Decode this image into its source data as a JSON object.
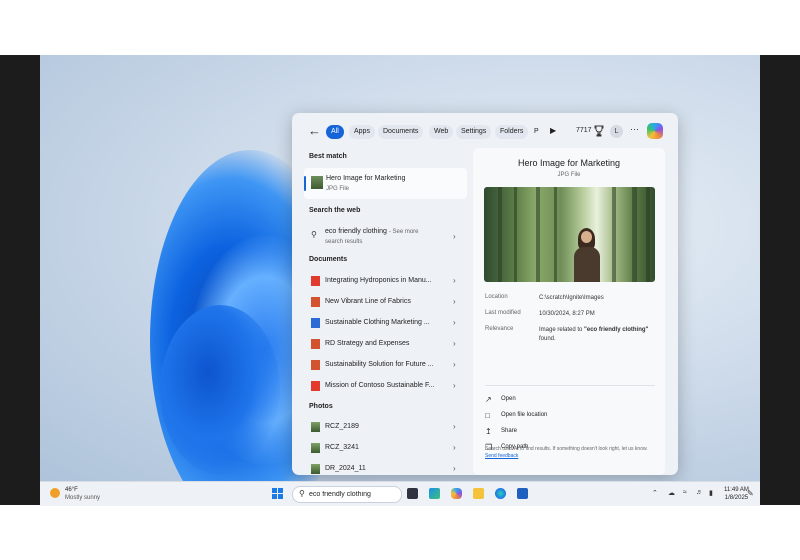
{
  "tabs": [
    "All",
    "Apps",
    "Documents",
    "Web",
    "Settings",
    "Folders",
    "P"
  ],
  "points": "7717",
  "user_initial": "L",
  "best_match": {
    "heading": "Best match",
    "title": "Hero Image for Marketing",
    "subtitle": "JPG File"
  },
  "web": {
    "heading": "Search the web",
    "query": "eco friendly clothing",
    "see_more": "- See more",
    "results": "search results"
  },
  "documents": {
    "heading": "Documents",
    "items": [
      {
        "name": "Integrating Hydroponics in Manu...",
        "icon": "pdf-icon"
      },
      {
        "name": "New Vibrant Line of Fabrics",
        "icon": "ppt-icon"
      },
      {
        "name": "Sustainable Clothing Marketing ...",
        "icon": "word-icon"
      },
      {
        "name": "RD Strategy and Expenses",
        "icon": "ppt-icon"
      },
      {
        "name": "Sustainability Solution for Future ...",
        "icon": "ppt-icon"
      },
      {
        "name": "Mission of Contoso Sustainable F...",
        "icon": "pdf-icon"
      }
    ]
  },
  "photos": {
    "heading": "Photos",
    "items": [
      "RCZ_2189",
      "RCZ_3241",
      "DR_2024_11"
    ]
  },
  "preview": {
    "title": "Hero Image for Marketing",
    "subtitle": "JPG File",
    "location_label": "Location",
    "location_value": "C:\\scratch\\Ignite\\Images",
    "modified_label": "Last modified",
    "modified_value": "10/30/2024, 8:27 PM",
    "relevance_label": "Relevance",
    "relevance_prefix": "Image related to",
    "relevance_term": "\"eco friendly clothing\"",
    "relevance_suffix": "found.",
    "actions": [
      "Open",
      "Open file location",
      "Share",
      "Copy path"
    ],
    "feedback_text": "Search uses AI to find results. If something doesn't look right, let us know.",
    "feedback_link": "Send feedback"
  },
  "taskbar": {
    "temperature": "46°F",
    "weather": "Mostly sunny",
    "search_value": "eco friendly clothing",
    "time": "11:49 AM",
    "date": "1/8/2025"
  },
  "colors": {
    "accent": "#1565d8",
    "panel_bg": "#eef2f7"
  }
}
::::::::
Exercise requirements => Transcribe the preceding listing in its entirety and with exact wording, leaving out pictures.

Completed exercise =>
Decode this image into its source data as a JSON object.
{
  "tabs": [
    "All",
    "Apps",
    "Documents",
    "Web",
    "Settings",
    "Folders",
    "P"
  ],
  "points": "7717",
  "user_initial": "L",
  "best_match": {
    "heading": "Best match",
    "title": "Hero Image for Marketing",
    "subtitle": "JPG File"
  },
  "web": {
    "heading": "Search the web",
    "query": "eco friendly clothing",
    "see_more": "- See more",
    "results": "search results"
  },
  "documents": {
    "heading": "Documents",
    "items": [
      {
        "name": "Integrating Hydroponics in Manu...",
        "icon": "pdf-icon"
      },
      {
        "name": "New Vibrant Line of Fabrics",
        "icon": "ppt-icon"
      },
      {
        "name": "Sustainable Clothing Marketing ...",
        "icon": "word-icon"
      },
      {
        "name": "RD Strategy and Expenses",
        "icon": "ppt-icon"
      },
      {
        "name": "Sustainability Solution for Future ...",
        "icon": "ppt-icon"
      },
      {
        "name": "Mission of Contoso Sustainable F...",
        "icon": "pdf-icon"
      }
    ]
  },
  "photos": {
    "heading": "Photos",
    "items": [
      "RCZ_2189",
      "RCZ_3241",
      "DR_2024_11"
    ]
  },
  "preview": {
    "title": "Hero Image for Marketing",
    "subtitle": "JPG File",
    "location_label": "Location",
    "location_value": "C:\\scratch\\Ignite\\Images",
    "modified_label": "Last modified",
    "modified_value": "10/30/2024, 8:27 PM",
    "relevance_label": "Relevance",
    "relevance_prefix": "Image related to",
    "relevance_term": "\"eco friendly clothing\"",
    "relevance_suffix": "found.",
    "actions": [
      "Open",
      "Open file location",
      "Share",
      "Copy path"
    ],
    "feedback_text": "Search uses AI to find results. If something doesn't look right, let us know.",
    "feedback_link": "Send feedback"
  },
  "taskbar": {
    "temperature": "46°F",
    "weather": "Mostly sunny",
    "search_value": "eco friendly clothing",
    "time": "11:49 AM",
    "date": "1/8/2025"
  },
  "colors": {
    "accent": "#1565d8",
    "panel_bg": "#eef2f7"
  }
}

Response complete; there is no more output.